** start **
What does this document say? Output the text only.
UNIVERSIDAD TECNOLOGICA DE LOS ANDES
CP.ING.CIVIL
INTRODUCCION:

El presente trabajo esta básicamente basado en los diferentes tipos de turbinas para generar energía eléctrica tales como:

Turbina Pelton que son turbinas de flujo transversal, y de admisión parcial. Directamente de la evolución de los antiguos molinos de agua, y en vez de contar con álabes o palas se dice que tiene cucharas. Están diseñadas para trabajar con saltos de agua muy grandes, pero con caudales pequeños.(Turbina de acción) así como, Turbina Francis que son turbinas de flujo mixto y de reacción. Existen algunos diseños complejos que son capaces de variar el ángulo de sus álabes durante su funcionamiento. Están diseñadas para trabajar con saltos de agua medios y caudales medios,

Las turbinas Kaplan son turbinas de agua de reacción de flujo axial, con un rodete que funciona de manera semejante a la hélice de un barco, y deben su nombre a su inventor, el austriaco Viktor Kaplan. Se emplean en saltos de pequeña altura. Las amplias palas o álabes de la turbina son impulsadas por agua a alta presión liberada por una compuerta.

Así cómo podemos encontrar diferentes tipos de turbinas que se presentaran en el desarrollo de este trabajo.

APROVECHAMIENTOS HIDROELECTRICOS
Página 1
** end **
**THE TASK**
Would you copy out each line exactly as written?

**FINAL RESULT**
What does this document say? Output the text only.
UNIVERSIDAD TECNOLOGICA DE LOS ANDES
CP.ING.CIVIL
INTRODUCCION:

El presente trabajo esta básicamente basado en los diferentes tipos de turbinas para generar energía eléctrica tales como:

Turbina Pelton que son turbinas de flujo transversal, y de admisión parcial. Directamente de la evolución de los antiguos molinos de agua, y en vez de contar con álabes o palas se dice que tiene cucharas. Están diseñadas para trabajar con saltos de agua muy grandes, pero con caudales pequeños.(Turbina de acción) así como, Turbina Francis que son turbinas de flujo mixto y de reacción. Existen algunos diseños complejos que son capaces de variar el ángulo de sus álabes durante su funcionamiento. Están diseñadas para trabajar con saltos de agua medios y caudales medios,

Las turbinas Kaplan son turbinas de agua de reacción de flujo axial, con un rodete que funciona de manera semejante a la hélice de un barco, y deben su nombre a su inventor, el austriaco Viktor Kaplan. Se emplean en saltos de pequeña altura. Las amplias palas o álabes de la turbina son impulsadas por agua a alta presión liberada por una compuerta.

Así cómo podemos encontrar diferentes tipos de turbinas que se presentaran en el desarrollo de este trabajo.

APROVECHAMIENTOS HIDROELECTRICOS
Página 1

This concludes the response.